==== Provided material ====

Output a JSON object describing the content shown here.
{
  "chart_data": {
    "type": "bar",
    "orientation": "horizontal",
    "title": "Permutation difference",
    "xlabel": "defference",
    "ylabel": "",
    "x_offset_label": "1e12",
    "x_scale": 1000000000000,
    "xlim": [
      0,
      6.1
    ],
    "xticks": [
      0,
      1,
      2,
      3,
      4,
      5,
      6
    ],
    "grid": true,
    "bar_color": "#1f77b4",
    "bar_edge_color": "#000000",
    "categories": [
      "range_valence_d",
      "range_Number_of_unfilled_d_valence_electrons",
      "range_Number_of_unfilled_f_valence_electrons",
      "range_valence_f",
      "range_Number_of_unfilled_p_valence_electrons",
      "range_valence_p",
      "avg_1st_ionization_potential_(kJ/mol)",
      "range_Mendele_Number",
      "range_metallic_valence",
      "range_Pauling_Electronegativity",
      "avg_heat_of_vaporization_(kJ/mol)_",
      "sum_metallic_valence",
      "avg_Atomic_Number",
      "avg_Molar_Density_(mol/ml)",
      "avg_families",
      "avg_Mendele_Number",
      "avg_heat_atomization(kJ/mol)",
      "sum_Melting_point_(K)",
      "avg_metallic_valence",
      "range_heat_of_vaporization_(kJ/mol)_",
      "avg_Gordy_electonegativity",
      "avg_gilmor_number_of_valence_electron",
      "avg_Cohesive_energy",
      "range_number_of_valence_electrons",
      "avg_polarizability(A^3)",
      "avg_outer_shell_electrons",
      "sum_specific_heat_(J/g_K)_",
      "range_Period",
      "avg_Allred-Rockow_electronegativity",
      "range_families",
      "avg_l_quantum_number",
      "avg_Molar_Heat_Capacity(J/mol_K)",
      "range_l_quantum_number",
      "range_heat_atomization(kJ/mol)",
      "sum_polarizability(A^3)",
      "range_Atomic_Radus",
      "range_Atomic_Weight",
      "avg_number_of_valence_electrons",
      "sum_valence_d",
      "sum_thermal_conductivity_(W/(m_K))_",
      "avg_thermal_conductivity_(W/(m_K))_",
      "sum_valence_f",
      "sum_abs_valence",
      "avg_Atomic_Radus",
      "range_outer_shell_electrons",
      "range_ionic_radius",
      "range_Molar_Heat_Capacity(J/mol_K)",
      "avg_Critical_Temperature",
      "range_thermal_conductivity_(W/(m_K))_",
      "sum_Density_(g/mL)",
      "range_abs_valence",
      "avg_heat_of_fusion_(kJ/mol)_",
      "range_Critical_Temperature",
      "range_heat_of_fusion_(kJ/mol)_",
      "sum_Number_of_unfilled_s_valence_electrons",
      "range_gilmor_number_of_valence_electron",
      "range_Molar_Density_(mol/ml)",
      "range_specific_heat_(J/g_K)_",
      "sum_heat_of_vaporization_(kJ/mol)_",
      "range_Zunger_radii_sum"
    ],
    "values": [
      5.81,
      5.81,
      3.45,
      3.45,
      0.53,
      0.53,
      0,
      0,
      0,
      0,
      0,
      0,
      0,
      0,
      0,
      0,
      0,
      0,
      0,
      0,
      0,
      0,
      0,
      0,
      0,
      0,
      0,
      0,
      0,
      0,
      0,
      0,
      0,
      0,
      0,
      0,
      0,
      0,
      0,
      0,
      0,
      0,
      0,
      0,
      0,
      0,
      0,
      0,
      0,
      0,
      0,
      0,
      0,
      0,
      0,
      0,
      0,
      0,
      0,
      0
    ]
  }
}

====

Problem statement »
All of the lines above need to be given again exactly.

Completed exercise »
Output a JSON object describing the content shown here.
{
  "chart_data": {
    "type": "bar",
    "orientation": "horizontal",
    "title": "Permutation difference",
    "xlabel": "defference",
    "ylabel": "",
    "x_offset_label": "1e12",
    "x_scale": 1000000000000,
    "xlim": [
      0,
      6.1
    ],
    "xticks": [
      0,
      1,
      2,
      3,
      4,
      5,
      6
    ],
    "grid": true,
    "bar_color": "#1f77b4",
    "bar_edge_color": "#000000",
    "categories": [
      "range_valence_d",
      "range_Number_of_unfilled_d_valence_electrons",
      "range_Number_of_unfilled_f_valence_electrons",
      "range_valence_f",
      "range_Number_of_unfilled_p_valence_electrons",
      "range_valence_p",
      "avg_1st_ionization_potential_(kJ/mol)",
      "range_Mendele_Number",
      "range_metallic_valence",
      "range_Pauling_Electronegativity",
      "avg_heat_of_vaporization_(kJ/mol)_",
      "sum_metallic_valence",
      "avg_Atomic_Number",
      "avg_Molar_Density_(mol/ml)",
      "avg_families",
      "avg_Mendele_Number",
      "avg_heat_atomization(kJ/mol)",
      "sum_Melting_point_(K)",
      "avg_metallic_valence",
      "range_heat_of_vaporization_(kJ/mol)_",
      "avg_Gordy_electonegativity",
      "avg_gilmor_number_of_valence_electron",
      "avg_Cohesive_energy",
      "range_number_of_valence_electrons",
      "avg_polarizability(A^3)",
      "avg_outer_shell_electrons",
      "sum_specific_heat_(J/g_K)_",
      "range_Period",
      "avg_Allred-Rockow_electronegativity",
      "range_families",
      "avg_l_quantum_number",
      "avg_Molar_Heat_Capacity(J/mol_K)",
      "range_l_quantum_number",
      "range_heat_atomization(kJ/mol)",
      "sum_polarizability(A^3)",
      "range_Atomic_Radus",
      "range_Atomic_Weight",
      "avg_number_of_valence_electrons",
      "sum_valence_d",
      "sum_thermal_conductivity_(W/(m_K))_",
      "avg_thermal_conductivity_(W/(m_K))_",
      "sum_valence_f",
      "sum_abs_valence",
      "avg_Atomic_Radus",
      "range_outer_shell_electrons",
      "range_ionic_radius",
      "range_Molar_Heat_Capacity(J/mol_K)",
      "avg_Critical_Temperature",
      "range_thermal_conductivity_(W/(m_K))_",
      "sum_Density_(g/mL)",
      "range_abs_valence",
      "avg_heat_of_fusion_(kJ/mol)_",
      "range_Critical_Temperature",
      "range_heat_of_fusion_(kJ/mol)_",
      "sum_Number_of_unfilled_s_valence_electrons",
      "range_gilmor_number_of_valence_electron",
      "range_Molar_Density_(mol/ml)",
      "range_specific_heat_(J/g_K)_",
      "sum_heat_of_vaporization_(kJ/mol)_",
      "range_Zunger_radii_sum"
    ],
    "values": [
      5.81,
      5.81,
      3.45,
      3.45,
      0.53,
      0.53,
      0,
      0,
      0,
      0,
      0,
      0,
      0,
      0,
      0,
      0,
      0,
      0,
      0,
      0,
      0,
      0,
      0,
      0,
      0,
      0,
      0,
      0,
      0,
      0,
      0,
      0,
      0,
      0,
      0,
      0,
      0,
      0,
      0,
      0,
      0,
      0,
      0,
      0,
      0,
      0,
      0,
      0,
      0,
      0,
      0,
      0,
      0,
      0,
      0,
      0,
      0,
      0,
      0,
      0
    ]
  }
}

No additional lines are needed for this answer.